■ Working data:
┄┄┄┄┄┄┄┄┄┄┄┄┄┄┄┄┄┄┄┄

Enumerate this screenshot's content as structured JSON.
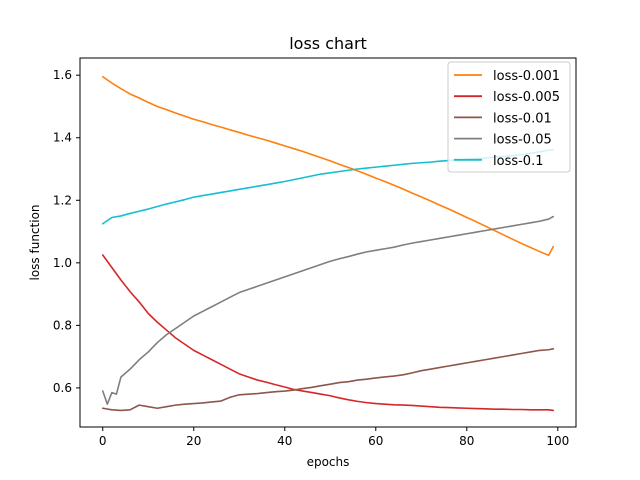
{
  "chart_data": {
    "type": "line",
    "title": "loss chart",
    "xlabel": "epochs",
    "ylabel": "loss function",
    "xlim": [
      -5,
      104
    ],
    "ylim": [
      0.475,
      1.655
    ],
    "xticks": [
      0,
      20,
      40,
      60,
      80,
      100
    ],
    "yticks": [
      0.6,
      0.8,
      1.0,
      1.2,
      1.4,
      1.6
    ],
    "xtick_labels": [
      "0",
      "20",
      "40",
      "60",
      "80",
      "100"
    ],
    "ytick_labels": [
      "0.6",
      "0.8",
      "1.0",
      "1.2",
      "1.4",
      "1.6"
    ],
    "legend_position": "upper-right",
    "grid": false,
    "series": [
      {
        "name": "loss-0.001",
        "color": "#ff7f0e",
        "points": [
          [
            0,
            1.595
          ],
          [
            2,
            1.575
          ],
          [
            4,
            1.557
          ],
          [
            6,
            1.54
          ],
          [
            8,
            1.527
          ],
          [
            10,
            1.513
          ],
          [
            12,
            1.5
          ],
          [
            14,
            1.49
          ],
          [
            16,
            1.479
          ],
          [
            18,
            1.469
          ],
          [
            20,
            1.459
          ],
          [
            22,
            1.451
          ],
          [
            24,
            1.442
          ],
          [
            26,
            1.434
          ],
          [
            28,
            1.425
          ],
          [
            30,
            1.417
          ],
          [
            32,
            1.408
          ],
          [
            34,
            1.4
          ],
          [
            36,
            1.392
          ],
          [
            38,
            1.383
          ],
          [
            40,
            1.374
          ],
          [
            42,
            1.365
          ],
          [
            44,
            1.356
          ],
          [
            46,
            1.346
          ],
          [
            48,
            1.336
          ],
          [
            50,
            1.326
          ],
          [
            52,
            1.315
          ],
          [
            54,
            1.305
          ],
          [
            56,
            1.294
          ],
          [
            58,
            1.283
          ],
          [
            60,
            1.271
          ],
          [
            62,
            1.26
          ],
          [
            64,
            1.248
          ],
          [
            66,
            1.236
          ],
          [
            68,
            1.223
          ],
          [
            70,
            1.211
          ],
          [
            72,
            1.198
          ],
          [
            74,
            1.185
          ],
          [
            76,
            1.172
          ],
          [
            78,
            1.159
          ],
          [
            80,
            1.145
          ],
          [
            82,
            1.132
          ],
          [
            84,
            1.118
          ],
          [
            86,
            1.104
          ],
          [
            88,
            1.09
          ],
          [
            90,
            1.076
          ],
          [
            92,
            1.062
          ],
          [
            94,
            1.049
          ],
          [
            96,
            1.036
          ],
          [
            98,
            1.024
          ],
          [
            99,
            1.052
          ]
        ]
      },
      {
        "name": "loss-0.005",
        "color": "#d62728",
        "points": [
          [
            0,
            1.025
          ],
          [
            2,
            0.985
          ],
          [
            4,
            0.945
          ],
          [
            6,
            0.908
          ],
          [
            8,
            0.875
          ],
          [
            10,
            0.838
          ],
          [
            12,
            0.81
          ],
          [
            14,
            0.785
          ],
          [
            16,
            0.76
          ],
          [
            18,
            0.74
          ],
          [
            20,
            0.72
          ],
          [
            22,
            0.705
          ],
          [
            24,
            0.69
          ],
          [
            26,
            0.675
          ],
          [
            28,
            0.66
          ],
          [
            30,
            0.645
          ],
          [
            32,
            0.635
          ],
          [
            34,
            0.625
          ],
          [
            36,
            0.618
          ],
          [
            38,
            0.61
          ],
          [
            40,
            0.603
          ],
          [
            42,
            0.595
          ],
          [
            44,
            0.59
          ],
          [
            46,
            0.585
          ],
          [
            48,
            0.58
          ],
          [
            50,
            0.575
          ],
          [
            52,
            0.568
          ],
          [
            54,
            0.562
          ],
          [
            56,
            0.557
          ],
          [
            58,
            0.553
          ],
          [
            60,
            0.55
          ],
          [
            62,
            0.548
          ],
          [
            64,
            0.546
          ],
          [
            66,
            0.545
          ],
          [
            68,
            0.544
          ],
          [
            70,
            0.542
          ],
          [
            72,
            0.54
          ],
          [
            74,
            0.538
          ],
          [
            76,
            0.537
          ],
          [
            78,
            0.536
          ],
          [
            80,
            0.535
          ],
          [
            82,
            0.534
          ],
          [
            84,
            0.533
          ],
          [
            86,
            0.532
          ],
          [
            88,
            0.532
          ],
          [
            90,
            0.531
          ],
          [
            92,
            0.531
          ],
          [
            94,
            0.53
          ],
          [
            96,
            0.53
          ],
          [
            98,
            0.53
          ],
          [
            99,
            0.528
          ]
        ]
      },
      {
        "name": "loss-0.01",
        "color": "#8c564b",
        "points": [
          [
            0,
            0.535
          ],
          [
            2,
            0.53
          ],
          [
            4,
            0.528
          ],
          [
            6,
            0.53
          ],
          [
            8,
            0.545
          ],
          [
            10,
            0.54
          ],
          [
            12,
            0.535
          ],
          [
            14,
            0.54
          ],
          [
            16,
            0.545
          ],
          [
            18,
            0.548
          ],
          [
            20,
            0.55
          ],
          [
            22,
            0.552
          ],
          [
            24,
            0.555
          ],
          [
            26,
            0.558
          ],
          [
            28,
            0.57
          ],
          [
            30,
            0.578
          ],
          [
            32,
            0.58
          ],
          [
            34,
            0.582
          ],
          [
            36,
            0.585
          ],
          [
            38,
            0.588
          ],
          [
            40,
            0.59
          ],
          [
            42,
            0.593
          ],
          [
            44,
            0.598
          ],
          [
            46,
            0.602
          ],
          [
            48,
            0.607
          ],
          [
            50,
            0.612
          ],
          [
            52,
            0.617
          ],
          [
            54,
            0.62
          ],
          [
            56,
            0.625
          ],
          [
            58,
            0.628
          ],
          [
            60,
            0.632
          ],
          [
            62,
            0.635
          ],
          [
            64,
            0.638
          ],
          [
            66,
            0.642
          ],
          [
            68,
            0.648
          ],
          [
            70,
            0.655
          ],
          [
            72,
            0.66
          ],
          [
            74,
            0.665
          ],
          [
            76,
            0.67
          ],
          [
            78,
            0.675
          ],
          [
            80,
            0.68
          ],
          [
            82,
            0.685
          ],
          [
            84,
            0.69
          ],
          [
            86,
            0.695
          ],
          [
            88,
            0.7
          ],
          [
            90,
            0.705
          ],
          [
            92,
            0.71
          ],
          [
            94,
            0.715
          ],
          [
            96,
            0.72
          ],
          [
            98,
            0.722
          ],
          [
            99,
            0.725
          ]
        ]
      },
      {
        "name": "loss-0.05",
        "color": "#7f7f7f",
        "points": [
          [
            0,
            0.59
          ],
          [
            1,
            0.548
          ],
          [
            2,
            0.585
          ],
          [
            3,
            0.58
          ],
          [
            4,
            0.635
          ],
          [
            6,
            0.66
          ],
          [
            8,
            0.69
          ],
          [
            10,
            0.715
          ],
          [
            12,
            0.745
          ],
          [
            14,
            0.77
          ],
          [
            16,
            0.79
          ],
          [
            18,
            0.81
          ],
          [
            20,
            0.83
          ],
          [
            22,
            0.845
          ],
          [
            24,
            0.86
          ],
          [
            26,
            0.875
          ],
          [
            28,
            0.89
          ],
          [
            30,
            0.905
          ],
          [
            32,
            0.915
          ],
          [
            34,
            0.925
          ],
          [
            36,
            0.935
          ],
          [
            38,
            0.945
          ],
          [
            40,
            0.955
          ],
          [
            42,
            0.965
          ],
          [
            44,
            0.975
          ],
          [
            46,
            0.985
          ],
          [
            48,
            0.995
          ],
          [
            50,
            1.005
          ],
          [
            52,
            1.013
          ],
          [
            54,
            1.02
          ],
          [
            56,
            1.028
          ],
          [
            58,
            1.035
          ],
          [
            60,
            1.04
          ],
          [
            62,
            1.045
          ],
          [
            64,
            1.05
          ],
          [
            66,
            1.057
          ],
          [
            68,
            1.063
          ],
          [
            70,
            1.068
          ],
          [
            72,
            1.073
          ],
          [
            74,
            1.078
          ],
          [
            76,
            1.083
          ],
          [
            78,
            1.088
          ],
          [
            80,
            1.093
          ],
          [
            82,
            1.098
          ],
          [
            84,
            1.103
          ],
          [
            86,
            1.108
          ],
          [
            88,
            1.113
          ],
          [
            90,
            1.118
          ],
          [
            92,
            1.123
          ],
          [
            94,
            1.128
          ],
          [
            96,
            1.133
          ],
          [
            98,
            1.14
          ],
          [
            99,
            1.148
          ]
        ]
      },
      {
        "name": "loss-0.1",
        "color": "#17becf",
        "points": [
          [
            0,
            1.125
          ],
          [
            2,
            1.145
          ],
          [
            4,
            1.15
          ],
          [
            6,
            1.158
          ],
          [
            8,
            1.165
          ],
          [
            10,
            1.172
          ],
          [
            12,
            1.18
          ],
          [
            14,
            1.188
          ],
          [
            16,
            1.195
          ],
          [
            18,
            1.202
          ],
          [
            20,
            1.21
          ],
          [
            22,
            1.215
          ],
          [
            24,
            1.22
          ],
          [
            26,
            1.225
          ],
          [
            28,
            1.23
          ],
          [
            30,
            1.235
          ],
          [
            32,
            1.24
          ],
          [
            34,
            1.245
          ],
          [
            36,
            1.25
          ],
          [
            38,
            1.255
          ],
          [
            40,
            1.26
          ],
          [
            42,
            1.266
          ],
          [
            44,
            1.272
          ],
          [
            46,
            1.278
          ],
          [
            48,
            1.284
          ],
          [
            50,
            1.288
          ],
          [
            52,
            1.292
          ],
          [
            54,
            1.296
          ],
          [
            56,
            1.3
          ],
          [
            58,
            1.303
          ],
          [
            60,
            1.306
          ],
          [
            62,
            1.309
          ],
          [
            64,
            1.312
          ],
          [
            66,
            1.315
          ],
          [
            68,
            1.318
          ],
          [
            70,
            1.32
          ],
          [
            72,
            1.322
          ],
          [
            74,
            1.325
          ],
          [
            76,
            1.327
          ],
          [
            78,
            1.329
          ],
          [
            80,
            1.331
          ],
          [
            82,
            1.333
          ],
          [
            84,
            1.335
          ],
          [
            86,
            1.338
          ],
          [
            88,
            1.34
          ],
          [
            90,
            1.343
          ],
          [
            92,
            1.346
          ],
          [
            94,
            1.35
          ],
          [
            96,
            1.355
          ],
          [
            98,
            1.36
          ],
          [
            99,
            1.362
          ]
        ]
      }
    ]
  }
}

┄┄┄┄┄┄┄┄┄┄┄┄┄┄┄┄┄┄┄┄

■ What you should do: Read the entries and show each line that mentions "name".

■ Expected answer:
        "name": "loss-0.001",
        "name": "loss-0.005",
        "name": "loss-0.01",
        "name": "loss-0.05",
        "name": "loss-0.1",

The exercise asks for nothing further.